■ TASK DIRECTIONS:
Go through the listing below and gather every line with the word "type".

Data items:
☆ ☆ ☆ ☆ ☆

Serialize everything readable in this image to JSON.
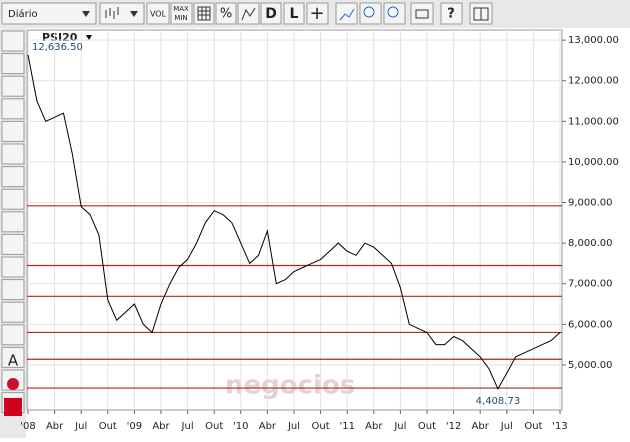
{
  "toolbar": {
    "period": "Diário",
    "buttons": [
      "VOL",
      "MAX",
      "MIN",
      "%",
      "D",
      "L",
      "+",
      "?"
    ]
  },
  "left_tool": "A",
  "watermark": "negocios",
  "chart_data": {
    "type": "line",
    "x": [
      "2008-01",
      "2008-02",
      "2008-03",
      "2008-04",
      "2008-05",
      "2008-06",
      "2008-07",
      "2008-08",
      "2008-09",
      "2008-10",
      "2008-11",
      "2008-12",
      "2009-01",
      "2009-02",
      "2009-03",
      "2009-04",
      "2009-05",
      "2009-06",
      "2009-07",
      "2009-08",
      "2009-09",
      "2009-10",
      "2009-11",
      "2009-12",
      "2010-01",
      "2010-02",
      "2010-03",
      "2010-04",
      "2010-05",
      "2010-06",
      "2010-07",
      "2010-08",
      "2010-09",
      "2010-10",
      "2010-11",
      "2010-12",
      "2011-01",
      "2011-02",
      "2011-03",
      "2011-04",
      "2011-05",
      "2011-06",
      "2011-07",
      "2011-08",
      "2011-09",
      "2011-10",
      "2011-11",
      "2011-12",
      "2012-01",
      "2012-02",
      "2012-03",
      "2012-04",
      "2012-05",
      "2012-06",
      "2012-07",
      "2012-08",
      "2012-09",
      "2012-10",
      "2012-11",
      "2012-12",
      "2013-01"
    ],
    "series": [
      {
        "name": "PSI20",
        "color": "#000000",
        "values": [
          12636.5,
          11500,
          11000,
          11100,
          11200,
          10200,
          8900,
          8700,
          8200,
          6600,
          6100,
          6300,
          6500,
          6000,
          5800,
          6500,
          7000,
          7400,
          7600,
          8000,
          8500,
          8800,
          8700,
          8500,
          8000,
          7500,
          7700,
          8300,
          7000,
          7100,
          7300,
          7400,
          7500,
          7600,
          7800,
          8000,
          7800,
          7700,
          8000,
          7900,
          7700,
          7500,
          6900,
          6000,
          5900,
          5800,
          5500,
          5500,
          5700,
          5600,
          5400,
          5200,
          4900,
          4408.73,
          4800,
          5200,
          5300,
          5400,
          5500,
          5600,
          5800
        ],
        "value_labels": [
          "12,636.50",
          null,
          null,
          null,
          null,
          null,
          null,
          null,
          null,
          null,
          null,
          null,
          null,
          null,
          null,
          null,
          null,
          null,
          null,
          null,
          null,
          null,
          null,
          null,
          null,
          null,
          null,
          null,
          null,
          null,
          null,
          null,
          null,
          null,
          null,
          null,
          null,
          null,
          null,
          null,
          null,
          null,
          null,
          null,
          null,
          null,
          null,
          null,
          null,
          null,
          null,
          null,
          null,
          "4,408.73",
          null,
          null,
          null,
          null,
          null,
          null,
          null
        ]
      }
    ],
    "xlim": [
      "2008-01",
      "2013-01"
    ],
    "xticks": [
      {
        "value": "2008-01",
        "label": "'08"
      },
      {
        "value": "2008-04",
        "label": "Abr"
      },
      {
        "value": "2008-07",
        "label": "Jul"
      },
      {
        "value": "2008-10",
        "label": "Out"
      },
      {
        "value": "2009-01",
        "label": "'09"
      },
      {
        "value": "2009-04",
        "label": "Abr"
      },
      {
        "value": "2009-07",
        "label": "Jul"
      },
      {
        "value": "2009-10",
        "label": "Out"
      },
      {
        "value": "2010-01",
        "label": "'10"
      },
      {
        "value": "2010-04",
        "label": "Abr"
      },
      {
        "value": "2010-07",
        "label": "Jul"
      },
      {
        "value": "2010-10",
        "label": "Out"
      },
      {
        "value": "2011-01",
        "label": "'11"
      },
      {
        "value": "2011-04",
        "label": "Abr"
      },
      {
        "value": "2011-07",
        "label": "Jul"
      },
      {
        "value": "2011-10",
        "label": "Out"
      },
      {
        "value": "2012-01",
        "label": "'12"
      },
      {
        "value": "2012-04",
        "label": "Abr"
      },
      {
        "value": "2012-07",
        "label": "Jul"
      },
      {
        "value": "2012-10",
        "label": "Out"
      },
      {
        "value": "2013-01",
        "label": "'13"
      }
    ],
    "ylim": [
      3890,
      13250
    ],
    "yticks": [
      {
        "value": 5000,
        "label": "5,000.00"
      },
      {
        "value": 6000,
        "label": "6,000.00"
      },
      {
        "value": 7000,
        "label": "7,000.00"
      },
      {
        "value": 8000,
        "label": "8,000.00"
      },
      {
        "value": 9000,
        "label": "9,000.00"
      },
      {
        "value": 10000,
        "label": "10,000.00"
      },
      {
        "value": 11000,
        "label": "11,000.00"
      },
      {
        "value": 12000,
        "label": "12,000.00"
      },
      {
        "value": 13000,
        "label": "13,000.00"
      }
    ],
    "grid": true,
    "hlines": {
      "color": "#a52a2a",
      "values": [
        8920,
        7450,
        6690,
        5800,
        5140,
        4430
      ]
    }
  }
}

☆ ☆ ☆ ☆ ☆

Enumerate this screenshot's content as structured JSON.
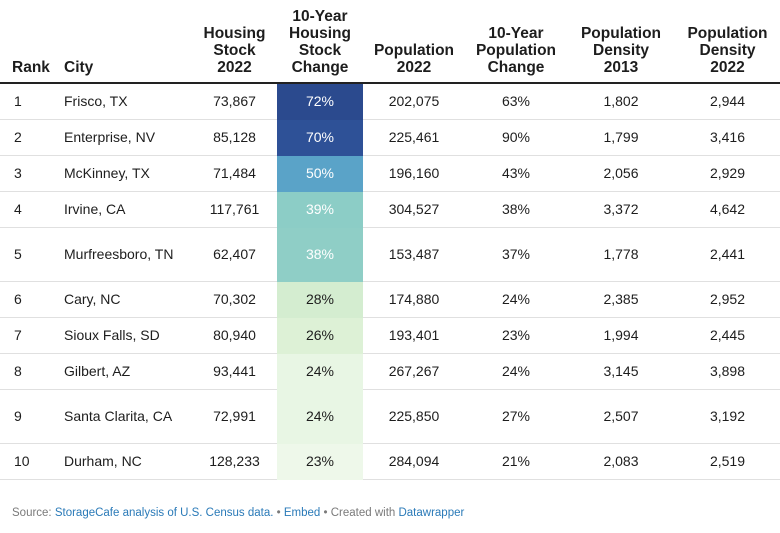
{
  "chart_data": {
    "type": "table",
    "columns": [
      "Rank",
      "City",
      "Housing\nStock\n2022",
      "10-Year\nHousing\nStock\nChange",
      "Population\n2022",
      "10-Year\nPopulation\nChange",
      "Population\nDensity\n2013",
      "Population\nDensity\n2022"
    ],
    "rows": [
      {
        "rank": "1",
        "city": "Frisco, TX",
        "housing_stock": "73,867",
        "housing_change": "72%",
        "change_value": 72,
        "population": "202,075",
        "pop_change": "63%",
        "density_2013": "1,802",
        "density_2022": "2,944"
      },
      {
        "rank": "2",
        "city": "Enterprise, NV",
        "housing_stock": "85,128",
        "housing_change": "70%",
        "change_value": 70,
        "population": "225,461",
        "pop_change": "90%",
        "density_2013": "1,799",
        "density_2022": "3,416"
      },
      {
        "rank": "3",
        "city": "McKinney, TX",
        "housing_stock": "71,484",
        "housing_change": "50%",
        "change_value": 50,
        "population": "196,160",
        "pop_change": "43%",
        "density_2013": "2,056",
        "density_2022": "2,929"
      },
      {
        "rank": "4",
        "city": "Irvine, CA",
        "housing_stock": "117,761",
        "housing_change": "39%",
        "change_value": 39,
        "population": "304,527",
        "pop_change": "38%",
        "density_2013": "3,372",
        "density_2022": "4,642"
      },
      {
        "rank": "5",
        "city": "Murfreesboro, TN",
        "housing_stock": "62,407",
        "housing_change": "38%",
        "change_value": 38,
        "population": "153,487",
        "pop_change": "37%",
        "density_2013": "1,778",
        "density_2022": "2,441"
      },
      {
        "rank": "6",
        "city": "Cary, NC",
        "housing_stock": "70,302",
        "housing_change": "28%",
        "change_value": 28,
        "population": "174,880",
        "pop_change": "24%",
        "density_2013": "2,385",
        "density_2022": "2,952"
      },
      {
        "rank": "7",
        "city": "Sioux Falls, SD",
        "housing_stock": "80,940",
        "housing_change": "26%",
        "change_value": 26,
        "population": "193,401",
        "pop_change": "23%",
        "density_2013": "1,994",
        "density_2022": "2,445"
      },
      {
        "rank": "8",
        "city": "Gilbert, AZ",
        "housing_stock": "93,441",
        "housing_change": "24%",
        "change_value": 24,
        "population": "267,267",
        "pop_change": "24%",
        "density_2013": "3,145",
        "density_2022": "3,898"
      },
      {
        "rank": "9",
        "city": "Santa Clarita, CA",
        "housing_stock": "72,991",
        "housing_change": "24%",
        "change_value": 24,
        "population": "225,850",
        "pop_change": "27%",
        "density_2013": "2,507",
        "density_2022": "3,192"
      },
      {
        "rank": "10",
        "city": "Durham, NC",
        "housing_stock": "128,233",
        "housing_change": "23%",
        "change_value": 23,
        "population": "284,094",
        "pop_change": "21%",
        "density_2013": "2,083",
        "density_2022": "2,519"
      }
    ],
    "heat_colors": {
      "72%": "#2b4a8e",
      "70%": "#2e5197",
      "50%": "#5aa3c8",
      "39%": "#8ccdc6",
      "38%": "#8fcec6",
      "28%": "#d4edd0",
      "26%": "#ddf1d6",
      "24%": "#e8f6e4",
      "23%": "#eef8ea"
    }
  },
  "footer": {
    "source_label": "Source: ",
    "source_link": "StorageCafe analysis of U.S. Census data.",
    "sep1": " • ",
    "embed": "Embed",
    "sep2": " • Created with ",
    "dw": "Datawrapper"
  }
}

☆ ☆ ☆ ☆ ☆

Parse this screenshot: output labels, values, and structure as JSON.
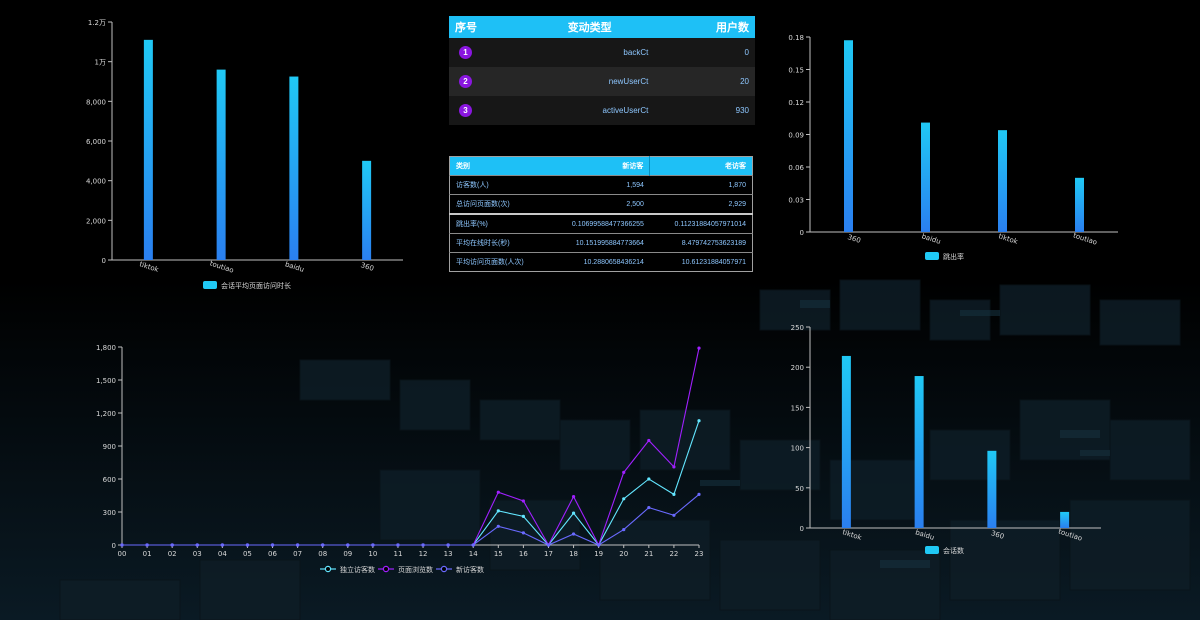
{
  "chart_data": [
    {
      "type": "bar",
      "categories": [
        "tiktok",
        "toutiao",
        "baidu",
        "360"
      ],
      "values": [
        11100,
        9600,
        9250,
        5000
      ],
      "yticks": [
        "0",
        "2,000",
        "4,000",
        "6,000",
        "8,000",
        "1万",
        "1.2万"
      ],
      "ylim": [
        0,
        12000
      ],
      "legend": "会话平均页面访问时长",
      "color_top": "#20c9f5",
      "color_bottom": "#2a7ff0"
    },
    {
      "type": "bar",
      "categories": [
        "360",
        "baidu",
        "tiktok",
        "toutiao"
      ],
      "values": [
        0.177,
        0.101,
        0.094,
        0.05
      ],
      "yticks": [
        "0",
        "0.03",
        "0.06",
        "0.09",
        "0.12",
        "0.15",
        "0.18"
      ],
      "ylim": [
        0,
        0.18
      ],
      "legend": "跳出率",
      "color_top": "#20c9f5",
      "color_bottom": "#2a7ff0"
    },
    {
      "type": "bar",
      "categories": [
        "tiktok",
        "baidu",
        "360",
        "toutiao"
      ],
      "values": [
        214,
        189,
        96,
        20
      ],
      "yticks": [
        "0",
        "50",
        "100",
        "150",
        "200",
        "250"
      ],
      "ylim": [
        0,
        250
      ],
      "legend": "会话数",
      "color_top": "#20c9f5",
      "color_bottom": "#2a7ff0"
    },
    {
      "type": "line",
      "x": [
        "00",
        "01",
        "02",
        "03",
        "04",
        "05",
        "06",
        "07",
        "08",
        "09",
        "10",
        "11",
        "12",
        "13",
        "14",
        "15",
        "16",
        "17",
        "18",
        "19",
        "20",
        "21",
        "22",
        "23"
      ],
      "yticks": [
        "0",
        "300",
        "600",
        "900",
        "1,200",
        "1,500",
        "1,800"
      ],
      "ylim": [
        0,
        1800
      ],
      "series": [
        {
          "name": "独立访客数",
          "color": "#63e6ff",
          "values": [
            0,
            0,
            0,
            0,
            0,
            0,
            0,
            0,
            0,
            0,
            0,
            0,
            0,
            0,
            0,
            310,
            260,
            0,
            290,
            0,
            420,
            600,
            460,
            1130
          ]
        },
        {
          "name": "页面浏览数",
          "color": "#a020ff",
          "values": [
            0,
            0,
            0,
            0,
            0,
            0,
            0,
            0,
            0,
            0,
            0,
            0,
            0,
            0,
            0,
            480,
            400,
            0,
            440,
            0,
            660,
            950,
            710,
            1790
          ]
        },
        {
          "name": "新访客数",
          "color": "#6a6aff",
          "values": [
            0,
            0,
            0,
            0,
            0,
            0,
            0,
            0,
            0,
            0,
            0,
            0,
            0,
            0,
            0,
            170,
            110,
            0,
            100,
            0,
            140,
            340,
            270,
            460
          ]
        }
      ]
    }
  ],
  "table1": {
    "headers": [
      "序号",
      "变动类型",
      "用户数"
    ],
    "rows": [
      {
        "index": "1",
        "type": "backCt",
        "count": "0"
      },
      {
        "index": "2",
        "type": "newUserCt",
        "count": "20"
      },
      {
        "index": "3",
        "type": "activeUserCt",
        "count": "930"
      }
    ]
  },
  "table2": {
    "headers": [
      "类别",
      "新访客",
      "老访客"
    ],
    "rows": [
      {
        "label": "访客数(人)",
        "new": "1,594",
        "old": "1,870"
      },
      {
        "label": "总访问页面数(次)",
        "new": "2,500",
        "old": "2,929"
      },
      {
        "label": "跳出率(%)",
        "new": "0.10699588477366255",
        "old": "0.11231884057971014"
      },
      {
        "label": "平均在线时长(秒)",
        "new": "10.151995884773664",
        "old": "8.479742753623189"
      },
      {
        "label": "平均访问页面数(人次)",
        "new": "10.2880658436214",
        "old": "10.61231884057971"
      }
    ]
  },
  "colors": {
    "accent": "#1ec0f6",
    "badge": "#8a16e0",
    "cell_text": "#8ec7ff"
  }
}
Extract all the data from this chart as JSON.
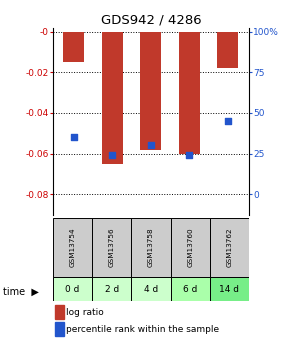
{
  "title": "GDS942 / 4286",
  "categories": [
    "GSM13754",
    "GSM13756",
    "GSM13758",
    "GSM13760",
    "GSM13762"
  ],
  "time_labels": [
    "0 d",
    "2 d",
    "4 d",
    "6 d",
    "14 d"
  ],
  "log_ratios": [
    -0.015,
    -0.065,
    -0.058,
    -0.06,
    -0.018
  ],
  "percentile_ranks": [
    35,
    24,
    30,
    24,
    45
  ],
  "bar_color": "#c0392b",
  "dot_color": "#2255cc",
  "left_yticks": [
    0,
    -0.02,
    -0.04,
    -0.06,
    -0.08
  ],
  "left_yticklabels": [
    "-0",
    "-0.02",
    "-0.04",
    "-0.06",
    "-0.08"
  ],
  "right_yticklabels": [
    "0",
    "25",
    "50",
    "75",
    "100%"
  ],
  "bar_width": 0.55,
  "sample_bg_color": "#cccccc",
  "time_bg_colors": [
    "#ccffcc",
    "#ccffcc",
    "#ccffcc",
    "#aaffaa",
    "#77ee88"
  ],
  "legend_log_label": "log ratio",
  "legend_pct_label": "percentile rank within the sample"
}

☆ ☆ ☆ ☆ ☆

■ THE ANSWER:
    "type": "line",
    "type": "table",
      "type": "bar",
      "type": "bar",
      "type": "bar",
      "type": "line",
        "type": "backCt",
        "type": "newUserCt",
        "type": "activeUserCt",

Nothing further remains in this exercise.